• Listed records:
______________________________

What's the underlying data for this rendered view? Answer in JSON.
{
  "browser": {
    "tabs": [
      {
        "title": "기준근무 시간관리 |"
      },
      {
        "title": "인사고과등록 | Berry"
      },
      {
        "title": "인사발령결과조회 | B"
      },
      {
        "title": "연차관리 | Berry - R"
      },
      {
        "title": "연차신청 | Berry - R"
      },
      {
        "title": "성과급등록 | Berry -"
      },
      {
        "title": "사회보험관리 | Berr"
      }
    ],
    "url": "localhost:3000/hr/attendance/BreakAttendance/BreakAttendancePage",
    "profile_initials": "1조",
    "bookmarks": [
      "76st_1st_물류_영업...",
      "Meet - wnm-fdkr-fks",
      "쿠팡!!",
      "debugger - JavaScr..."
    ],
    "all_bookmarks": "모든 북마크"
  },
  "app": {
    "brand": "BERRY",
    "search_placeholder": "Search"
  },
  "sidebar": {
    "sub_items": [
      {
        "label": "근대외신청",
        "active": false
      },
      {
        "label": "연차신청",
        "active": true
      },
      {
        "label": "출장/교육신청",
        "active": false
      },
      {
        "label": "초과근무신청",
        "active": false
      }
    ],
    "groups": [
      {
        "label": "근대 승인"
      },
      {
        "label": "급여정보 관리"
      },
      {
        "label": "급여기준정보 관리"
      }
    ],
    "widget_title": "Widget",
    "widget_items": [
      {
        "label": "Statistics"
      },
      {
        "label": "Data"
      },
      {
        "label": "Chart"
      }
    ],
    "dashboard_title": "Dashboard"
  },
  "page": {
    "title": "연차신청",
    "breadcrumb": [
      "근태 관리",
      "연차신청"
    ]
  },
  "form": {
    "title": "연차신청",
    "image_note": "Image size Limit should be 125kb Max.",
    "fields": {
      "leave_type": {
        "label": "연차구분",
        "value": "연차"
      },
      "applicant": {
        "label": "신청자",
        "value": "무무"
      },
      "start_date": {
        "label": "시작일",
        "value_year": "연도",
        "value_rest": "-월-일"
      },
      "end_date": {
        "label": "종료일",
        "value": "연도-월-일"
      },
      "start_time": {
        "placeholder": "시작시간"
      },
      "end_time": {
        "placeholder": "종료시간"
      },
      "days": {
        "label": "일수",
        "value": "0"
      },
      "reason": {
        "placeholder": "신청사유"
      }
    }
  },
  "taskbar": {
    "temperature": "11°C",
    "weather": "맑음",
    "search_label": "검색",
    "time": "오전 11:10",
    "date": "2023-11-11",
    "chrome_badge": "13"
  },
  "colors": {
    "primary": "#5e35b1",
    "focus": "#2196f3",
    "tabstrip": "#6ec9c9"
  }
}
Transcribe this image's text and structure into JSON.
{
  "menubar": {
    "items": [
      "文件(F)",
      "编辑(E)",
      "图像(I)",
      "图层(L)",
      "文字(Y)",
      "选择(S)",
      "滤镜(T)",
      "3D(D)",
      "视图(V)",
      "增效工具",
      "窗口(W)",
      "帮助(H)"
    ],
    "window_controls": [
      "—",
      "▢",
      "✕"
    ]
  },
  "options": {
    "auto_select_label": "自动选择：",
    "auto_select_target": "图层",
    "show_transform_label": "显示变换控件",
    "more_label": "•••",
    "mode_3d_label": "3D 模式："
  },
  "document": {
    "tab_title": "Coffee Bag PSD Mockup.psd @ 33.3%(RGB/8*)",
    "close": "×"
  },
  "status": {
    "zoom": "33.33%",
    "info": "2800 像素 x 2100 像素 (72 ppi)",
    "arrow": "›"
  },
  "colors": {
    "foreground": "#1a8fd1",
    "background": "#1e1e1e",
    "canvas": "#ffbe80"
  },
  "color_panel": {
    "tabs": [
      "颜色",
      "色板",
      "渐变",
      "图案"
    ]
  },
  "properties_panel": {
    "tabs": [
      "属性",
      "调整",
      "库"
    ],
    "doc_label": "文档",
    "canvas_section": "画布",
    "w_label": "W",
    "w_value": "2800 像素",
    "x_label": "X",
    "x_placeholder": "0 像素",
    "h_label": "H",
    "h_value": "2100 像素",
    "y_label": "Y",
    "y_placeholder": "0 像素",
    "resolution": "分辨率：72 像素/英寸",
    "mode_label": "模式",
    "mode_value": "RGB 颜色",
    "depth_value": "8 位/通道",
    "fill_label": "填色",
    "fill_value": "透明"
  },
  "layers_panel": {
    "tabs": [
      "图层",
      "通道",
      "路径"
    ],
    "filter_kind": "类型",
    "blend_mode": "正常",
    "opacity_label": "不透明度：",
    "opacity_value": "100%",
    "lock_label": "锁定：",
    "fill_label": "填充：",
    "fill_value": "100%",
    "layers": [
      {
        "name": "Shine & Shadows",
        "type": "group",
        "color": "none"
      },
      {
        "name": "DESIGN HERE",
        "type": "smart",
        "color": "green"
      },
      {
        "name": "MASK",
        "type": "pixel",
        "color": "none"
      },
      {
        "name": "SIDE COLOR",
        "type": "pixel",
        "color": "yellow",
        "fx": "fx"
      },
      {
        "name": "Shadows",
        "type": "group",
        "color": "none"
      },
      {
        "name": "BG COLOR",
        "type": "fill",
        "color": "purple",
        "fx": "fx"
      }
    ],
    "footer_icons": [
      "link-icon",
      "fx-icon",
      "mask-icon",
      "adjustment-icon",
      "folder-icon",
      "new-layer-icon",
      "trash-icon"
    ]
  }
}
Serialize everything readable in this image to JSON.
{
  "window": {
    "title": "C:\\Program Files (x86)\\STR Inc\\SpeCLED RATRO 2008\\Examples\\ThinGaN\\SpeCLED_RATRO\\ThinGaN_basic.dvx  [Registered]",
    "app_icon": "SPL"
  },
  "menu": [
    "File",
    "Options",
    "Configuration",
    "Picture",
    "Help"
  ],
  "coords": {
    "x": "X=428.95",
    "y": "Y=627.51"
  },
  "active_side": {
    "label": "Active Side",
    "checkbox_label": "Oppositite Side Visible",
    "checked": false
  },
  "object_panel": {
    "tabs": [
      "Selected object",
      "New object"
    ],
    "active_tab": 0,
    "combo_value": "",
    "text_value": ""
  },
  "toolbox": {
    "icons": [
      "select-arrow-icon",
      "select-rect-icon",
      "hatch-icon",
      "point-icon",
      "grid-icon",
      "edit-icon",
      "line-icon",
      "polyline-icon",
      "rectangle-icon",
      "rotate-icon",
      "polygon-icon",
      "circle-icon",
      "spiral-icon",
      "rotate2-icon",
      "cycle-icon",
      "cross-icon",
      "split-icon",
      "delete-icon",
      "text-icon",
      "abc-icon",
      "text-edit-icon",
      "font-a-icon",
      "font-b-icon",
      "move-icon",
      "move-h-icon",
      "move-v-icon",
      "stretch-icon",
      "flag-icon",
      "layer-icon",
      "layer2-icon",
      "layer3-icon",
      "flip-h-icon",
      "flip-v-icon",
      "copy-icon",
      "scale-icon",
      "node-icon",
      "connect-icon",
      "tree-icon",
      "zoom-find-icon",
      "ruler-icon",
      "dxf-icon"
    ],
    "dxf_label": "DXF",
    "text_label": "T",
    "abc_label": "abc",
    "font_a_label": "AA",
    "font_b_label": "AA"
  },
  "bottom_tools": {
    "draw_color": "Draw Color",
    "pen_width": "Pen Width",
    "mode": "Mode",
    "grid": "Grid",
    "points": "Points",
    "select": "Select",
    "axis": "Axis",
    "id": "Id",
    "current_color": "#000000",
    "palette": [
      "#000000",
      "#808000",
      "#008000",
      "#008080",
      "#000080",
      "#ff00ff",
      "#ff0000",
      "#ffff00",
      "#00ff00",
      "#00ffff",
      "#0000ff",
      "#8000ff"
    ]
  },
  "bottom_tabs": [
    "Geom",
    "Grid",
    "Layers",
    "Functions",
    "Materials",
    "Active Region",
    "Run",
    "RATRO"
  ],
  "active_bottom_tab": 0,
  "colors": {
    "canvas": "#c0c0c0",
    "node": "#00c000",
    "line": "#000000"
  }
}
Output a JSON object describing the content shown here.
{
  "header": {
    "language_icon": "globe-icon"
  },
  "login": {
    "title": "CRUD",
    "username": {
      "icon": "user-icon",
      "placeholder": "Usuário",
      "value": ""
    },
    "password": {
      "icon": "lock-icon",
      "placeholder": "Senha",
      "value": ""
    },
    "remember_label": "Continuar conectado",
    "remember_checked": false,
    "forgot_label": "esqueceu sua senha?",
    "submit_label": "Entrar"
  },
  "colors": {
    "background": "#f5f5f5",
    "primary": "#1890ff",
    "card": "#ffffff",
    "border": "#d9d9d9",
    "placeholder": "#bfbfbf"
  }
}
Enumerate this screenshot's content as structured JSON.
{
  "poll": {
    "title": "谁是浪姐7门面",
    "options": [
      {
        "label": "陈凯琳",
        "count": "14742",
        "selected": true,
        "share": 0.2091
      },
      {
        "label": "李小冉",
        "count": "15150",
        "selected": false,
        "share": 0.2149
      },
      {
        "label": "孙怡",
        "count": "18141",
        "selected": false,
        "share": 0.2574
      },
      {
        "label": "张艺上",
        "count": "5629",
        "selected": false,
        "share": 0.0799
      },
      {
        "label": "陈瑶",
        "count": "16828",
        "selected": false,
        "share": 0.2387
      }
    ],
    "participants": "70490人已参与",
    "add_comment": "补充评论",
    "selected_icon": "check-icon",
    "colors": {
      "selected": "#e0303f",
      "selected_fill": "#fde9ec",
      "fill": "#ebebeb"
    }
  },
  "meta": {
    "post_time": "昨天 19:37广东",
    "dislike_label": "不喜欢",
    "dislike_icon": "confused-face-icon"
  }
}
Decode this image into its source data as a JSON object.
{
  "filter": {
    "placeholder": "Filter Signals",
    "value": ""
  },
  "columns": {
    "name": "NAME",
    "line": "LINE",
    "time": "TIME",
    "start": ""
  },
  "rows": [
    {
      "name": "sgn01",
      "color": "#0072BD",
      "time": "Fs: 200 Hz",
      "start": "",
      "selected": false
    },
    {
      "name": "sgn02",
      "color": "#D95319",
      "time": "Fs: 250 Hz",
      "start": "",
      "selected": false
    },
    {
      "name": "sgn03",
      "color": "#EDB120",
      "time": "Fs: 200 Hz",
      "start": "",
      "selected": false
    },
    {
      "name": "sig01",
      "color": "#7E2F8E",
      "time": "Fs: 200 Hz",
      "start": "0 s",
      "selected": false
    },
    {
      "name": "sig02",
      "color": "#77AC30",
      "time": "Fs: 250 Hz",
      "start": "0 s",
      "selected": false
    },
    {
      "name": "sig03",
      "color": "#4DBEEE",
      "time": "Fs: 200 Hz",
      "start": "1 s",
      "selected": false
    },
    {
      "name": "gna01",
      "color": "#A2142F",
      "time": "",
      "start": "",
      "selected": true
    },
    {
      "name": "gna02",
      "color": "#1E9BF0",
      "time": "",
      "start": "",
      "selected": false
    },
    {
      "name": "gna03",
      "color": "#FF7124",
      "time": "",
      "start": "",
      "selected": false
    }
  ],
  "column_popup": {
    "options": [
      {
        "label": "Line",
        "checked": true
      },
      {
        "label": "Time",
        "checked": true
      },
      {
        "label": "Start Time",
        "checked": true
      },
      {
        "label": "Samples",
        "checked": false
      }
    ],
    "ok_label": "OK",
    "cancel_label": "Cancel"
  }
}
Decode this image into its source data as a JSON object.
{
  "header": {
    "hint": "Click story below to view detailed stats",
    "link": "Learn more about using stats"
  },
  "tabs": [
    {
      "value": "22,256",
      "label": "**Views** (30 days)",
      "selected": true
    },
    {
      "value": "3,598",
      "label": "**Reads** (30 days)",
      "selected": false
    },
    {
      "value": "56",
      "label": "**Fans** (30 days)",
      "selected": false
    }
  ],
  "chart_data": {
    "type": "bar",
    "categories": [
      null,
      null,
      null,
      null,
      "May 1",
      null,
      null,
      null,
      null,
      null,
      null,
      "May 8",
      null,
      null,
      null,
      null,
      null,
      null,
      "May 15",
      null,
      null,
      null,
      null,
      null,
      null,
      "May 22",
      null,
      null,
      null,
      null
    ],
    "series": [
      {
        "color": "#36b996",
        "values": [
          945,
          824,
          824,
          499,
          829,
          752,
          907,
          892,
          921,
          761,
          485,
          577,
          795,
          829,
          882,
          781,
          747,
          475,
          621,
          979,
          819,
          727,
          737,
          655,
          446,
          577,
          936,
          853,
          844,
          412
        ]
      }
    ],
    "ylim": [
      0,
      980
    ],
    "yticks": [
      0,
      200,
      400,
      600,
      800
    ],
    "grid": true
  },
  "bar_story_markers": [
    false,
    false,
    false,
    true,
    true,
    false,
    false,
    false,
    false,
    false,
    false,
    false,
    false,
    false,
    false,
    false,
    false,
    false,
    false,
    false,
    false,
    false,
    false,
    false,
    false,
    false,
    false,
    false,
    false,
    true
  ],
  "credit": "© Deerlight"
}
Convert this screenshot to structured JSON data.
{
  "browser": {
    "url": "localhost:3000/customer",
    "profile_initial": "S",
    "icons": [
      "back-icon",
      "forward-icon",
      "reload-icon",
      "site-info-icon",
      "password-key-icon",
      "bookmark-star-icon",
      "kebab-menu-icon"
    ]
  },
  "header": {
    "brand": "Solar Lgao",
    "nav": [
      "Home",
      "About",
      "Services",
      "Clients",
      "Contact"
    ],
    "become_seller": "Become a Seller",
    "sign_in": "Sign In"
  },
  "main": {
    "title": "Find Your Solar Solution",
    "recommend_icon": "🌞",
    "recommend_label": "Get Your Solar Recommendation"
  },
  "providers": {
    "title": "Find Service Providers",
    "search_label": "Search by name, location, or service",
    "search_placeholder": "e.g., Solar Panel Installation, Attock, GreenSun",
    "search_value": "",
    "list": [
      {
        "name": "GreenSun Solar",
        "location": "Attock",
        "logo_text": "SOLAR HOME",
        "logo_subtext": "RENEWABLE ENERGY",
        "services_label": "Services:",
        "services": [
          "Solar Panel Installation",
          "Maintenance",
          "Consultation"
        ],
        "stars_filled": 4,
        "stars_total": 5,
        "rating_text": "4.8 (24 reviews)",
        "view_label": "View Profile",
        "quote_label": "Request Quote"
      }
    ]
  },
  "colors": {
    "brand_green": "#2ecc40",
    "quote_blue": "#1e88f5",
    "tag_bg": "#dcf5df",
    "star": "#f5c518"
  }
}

______________________________

• Directions for this task:
Filter lines by "GreenSun" and return each hit.

• Answer for this exercise:
    "search_placeholder": "e.g., Solar Panel Installation, Attock, GreenSun",
        "name": "GreenSun Solar",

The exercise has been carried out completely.